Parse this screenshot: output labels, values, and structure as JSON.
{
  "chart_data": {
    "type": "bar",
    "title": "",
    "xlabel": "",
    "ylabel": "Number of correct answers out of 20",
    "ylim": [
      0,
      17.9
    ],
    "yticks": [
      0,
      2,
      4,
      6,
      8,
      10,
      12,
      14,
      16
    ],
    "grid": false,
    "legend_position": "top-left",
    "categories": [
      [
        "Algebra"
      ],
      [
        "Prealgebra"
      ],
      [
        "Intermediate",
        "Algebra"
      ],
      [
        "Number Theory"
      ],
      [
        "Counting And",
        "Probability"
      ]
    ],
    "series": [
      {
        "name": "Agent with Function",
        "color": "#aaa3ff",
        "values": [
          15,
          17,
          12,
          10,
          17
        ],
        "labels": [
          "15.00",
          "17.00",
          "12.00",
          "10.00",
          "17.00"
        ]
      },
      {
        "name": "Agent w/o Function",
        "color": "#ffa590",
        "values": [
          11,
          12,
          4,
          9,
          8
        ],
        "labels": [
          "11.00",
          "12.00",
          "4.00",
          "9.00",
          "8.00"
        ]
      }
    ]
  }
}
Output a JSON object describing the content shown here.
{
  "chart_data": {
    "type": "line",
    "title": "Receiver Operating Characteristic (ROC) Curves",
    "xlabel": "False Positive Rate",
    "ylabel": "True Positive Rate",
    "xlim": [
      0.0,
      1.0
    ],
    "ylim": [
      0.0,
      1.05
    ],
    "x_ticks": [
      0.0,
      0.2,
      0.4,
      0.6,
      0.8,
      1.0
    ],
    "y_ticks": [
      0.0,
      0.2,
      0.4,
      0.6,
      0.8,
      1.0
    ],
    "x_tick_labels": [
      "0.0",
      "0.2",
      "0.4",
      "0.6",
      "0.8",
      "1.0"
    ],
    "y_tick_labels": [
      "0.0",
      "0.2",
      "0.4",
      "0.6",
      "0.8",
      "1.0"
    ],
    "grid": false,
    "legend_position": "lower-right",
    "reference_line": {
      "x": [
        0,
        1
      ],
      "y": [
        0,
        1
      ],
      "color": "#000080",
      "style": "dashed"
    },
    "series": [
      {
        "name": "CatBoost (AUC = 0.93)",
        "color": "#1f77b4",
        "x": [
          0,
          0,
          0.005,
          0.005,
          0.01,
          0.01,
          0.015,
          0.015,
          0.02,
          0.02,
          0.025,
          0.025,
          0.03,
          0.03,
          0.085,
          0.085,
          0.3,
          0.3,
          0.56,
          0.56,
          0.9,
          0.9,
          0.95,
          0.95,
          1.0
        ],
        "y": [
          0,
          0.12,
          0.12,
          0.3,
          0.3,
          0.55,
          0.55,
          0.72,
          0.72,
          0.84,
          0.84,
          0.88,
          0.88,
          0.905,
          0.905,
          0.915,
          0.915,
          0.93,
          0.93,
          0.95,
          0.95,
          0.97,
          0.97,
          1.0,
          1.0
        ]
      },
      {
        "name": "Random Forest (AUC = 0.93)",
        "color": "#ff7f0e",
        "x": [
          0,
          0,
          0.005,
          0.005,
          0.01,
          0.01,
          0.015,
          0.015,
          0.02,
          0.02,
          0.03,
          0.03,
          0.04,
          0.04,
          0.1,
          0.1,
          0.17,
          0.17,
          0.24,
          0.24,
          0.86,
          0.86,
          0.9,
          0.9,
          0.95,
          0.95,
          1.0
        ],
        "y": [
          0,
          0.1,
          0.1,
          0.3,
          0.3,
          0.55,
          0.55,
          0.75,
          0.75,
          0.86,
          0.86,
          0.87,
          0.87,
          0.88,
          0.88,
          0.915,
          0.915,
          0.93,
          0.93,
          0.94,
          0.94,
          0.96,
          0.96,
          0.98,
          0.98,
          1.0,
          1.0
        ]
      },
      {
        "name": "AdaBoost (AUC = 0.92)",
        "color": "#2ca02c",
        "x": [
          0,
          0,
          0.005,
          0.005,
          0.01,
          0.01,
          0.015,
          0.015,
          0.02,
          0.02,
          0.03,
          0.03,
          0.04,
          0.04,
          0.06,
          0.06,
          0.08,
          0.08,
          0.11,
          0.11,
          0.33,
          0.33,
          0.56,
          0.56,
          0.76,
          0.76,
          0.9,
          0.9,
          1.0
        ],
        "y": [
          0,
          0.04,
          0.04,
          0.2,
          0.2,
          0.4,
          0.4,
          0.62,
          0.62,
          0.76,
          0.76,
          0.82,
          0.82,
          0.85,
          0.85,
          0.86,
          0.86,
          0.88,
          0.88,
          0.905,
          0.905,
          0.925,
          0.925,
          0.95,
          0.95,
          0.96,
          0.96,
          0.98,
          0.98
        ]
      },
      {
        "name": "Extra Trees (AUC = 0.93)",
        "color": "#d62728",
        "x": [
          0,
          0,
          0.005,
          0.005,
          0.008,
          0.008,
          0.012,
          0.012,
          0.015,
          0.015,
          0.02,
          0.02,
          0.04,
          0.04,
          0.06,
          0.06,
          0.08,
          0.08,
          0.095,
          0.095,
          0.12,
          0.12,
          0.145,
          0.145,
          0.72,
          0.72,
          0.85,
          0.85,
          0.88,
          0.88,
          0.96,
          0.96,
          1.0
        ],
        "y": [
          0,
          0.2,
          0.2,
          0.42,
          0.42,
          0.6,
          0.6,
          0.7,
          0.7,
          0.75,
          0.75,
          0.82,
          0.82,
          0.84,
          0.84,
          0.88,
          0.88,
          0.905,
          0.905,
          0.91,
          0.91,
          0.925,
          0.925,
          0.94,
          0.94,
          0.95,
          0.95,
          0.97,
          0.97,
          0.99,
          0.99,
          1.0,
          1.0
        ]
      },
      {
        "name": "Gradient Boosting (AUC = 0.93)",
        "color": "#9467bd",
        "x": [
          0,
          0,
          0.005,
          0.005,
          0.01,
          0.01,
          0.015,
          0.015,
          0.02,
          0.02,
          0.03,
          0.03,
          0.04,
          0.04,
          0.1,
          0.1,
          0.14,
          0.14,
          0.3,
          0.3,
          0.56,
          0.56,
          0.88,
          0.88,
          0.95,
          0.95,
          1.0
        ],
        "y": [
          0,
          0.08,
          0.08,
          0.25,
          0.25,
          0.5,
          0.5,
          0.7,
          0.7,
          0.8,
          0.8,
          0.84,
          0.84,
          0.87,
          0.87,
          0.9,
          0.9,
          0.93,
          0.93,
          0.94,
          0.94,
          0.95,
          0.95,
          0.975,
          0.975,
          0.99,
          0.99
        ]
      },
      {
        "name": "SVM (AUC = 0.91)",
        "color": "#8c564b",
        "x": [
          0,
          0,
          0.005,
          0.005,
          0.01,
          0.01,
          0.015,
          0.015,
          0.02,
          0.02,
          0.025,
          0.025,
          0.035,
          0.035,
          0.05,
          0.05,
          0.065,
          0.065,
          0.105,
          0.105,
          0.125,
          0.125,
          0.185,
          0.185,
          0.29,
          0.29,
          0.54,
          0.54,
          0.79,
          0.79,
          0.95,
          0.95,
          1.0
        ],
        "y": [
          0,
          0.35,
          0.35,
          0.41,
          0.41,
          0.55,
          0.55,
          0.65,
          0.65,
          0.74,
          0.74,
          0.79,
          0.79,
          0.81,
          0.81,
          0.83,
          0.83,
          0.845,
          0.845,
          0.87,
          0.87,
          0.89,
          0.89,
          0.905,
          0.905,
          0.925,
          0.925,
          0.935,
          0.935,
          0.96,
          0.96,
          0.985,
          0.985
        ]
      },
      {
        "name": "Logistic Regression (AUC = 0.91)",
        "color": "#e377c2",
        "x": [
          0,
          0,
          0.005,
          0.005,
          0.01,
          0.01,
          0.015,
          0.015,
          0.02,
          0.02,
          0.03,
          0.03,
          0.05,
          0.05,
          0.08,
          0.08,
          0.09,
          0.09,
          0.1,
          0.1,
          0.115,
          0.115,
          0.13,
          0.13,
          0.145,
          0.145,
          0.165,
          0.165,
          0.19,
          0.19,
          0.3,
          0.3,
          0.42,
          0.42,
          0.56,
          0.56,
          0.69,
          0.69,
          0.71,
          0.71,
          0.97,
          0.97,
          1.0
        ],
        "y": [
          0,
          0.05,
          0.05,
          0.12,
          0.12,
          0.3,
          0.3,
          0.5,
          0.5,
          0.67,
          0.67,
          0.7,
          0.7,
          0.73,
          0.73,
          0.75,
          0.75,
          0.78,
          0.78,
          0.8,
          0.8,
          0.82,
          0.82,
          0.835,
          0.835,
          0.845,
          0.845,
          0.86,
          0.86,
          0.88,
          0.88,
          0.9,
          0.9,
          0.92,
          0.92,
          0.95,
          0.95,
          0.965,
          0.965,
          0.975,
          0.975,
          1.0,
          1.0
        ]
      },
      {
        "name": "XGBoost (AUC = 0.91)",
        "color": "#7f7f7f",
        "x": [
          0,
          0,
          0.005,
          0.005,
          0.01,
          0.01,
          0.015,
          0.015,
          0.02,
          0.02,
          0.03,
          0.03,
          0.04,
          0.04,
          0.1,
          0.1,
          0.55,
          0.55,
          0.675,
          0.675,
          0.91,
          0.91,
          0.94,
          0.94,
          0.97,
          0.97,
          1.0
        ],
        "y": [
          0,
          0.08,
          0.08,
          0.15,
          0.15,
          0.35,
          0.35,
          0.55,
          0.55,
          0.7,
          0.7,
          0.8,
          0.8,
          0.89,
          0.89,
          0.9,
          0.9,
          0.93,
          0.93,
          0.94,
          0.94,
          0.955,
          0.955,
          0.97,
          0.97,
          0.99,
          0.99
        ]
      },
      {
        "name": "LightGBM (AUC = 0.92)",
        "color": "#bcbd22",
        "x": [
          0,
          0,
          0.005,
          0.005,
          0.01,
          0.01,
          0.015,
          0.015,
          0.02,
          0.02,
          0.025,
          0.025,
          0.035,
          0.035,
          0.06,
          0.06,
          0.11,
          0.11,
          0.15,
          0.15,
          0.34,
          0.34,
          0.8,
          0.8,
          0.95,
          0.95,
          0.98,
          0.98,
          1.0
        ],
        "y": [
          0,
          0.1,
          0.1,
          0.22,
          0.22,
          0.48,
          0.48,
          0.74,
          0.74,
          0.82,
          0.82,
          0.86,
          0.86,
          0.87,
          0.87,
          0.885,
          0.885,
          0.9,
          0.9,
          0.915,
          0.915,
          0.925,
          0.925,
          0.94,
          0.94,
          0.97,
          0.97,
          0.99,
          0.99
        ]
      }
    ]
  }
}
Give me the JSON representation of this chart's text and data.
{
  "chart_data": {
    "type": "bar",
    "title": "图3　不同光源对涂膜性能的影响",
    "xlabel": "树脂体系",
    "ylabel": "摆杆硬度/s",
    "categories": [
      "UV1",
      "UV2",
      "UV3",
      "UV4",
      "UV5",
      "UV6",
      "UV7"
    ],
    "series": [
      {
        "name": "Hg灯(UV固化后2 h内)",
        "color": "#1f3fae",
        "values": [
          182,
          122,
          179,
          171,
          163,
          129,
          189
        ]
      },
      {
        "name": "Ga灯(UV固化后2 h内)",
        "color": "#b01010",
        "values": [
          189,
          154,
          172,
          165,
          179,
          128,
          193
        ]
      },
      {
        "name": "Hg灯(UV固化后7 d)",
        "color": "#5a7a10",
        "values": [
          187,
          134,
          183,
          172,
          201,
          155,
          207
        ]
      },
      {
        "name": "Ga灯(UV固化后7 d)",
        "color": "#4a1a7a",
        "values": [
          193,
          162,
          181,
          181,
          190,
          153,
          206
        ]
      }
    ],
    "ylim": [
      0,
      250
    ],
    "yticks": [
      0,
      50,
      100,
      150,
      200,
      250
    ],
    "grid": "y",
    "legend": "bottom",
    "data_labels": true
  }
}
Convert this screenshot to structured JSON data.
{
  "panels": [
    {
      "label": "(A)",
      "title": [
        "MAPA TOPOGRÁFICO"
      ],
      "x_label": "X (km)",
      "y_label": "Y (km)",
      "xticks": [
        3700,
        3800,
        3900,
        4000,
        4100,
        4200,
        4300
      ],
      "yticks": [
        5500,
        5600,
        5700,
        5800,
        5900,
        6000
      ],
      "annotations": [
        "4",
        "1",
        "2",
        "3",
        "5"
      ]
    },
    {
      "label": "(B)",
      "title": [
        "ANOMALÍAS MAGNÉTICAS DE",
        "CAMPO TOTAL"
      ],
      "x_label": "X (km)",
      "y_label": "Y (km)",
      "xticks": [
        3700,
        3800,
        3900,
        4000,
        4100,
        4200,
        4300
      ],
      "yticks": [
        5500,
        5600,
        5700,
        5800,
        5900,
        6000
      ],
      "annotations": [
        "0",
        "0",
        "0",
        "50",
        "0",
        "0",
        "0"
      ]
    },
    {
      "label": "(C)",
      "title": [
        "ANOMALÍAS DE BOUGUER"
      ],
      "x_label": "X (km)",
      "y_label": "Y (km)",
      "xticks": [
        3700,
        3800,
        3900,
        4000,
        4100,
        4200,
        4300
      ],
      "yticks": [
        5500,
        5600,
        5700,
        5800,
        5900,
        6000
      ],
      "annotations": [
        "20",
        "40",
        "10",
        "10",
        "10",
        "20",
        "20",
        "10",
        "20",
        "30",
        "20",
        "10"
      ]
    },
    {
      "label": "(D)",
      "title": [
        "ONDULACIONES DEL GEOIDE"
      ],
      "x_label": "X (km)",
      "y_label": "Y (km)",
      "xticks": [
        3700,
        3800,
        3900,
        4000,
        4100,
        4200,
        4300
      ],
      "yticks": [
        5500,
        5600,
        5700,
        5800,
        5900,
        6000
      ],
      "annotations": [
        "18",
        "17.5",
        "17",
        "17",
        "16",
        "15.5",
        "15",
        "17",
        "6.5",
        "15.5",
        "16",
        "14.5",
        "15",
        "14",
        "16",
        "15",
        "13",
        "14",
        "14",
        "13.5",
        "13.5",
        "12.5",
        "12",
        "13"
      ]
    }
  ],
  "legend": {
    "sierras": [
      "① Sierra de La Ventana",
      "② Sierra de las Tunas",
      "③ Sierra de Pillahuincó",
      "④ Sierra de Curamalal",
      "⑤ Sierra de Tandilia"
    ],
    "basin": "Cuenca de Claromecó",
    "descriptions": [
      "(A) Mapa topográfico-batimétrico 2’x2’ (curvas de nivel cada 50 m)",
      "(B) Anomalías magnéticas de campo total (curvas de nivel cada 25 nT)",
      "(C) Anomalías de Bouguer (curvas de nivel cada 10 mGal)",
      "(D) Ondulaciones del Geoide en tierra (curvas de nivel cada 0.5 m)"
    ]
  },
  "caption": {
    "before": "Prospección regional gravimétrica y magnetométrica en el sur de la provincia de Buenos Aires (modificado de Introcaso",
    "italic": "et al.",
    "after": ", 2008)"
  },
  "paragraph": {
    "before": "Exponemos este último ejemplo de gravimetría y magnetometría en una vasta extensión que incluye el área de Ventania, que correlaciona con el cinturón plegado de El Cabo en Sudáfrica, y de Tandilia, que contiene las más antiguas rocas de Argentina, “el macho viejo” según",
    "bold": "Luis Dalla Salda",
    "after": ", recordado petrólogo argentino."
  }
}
________________________
# WRITTEN PROBLEM
Find all the lines containing "nivel" in the material, then copy them.

# EXERCISE OUTPUT
      "(A) Mapa topográfico-batimétrico 2’x2’ (curvas de nivel cada 50 m)",
      "(B) Anomalías magnéticas de campo total (curvas de nivel cada 25 nT)",
      "(C) Anomalías de Bouguer (curvas de nivel cada 10 mGal)",
      "(D) Ondulaciones del Geoide en tierra (curvas de nivel cada 0.5 m)"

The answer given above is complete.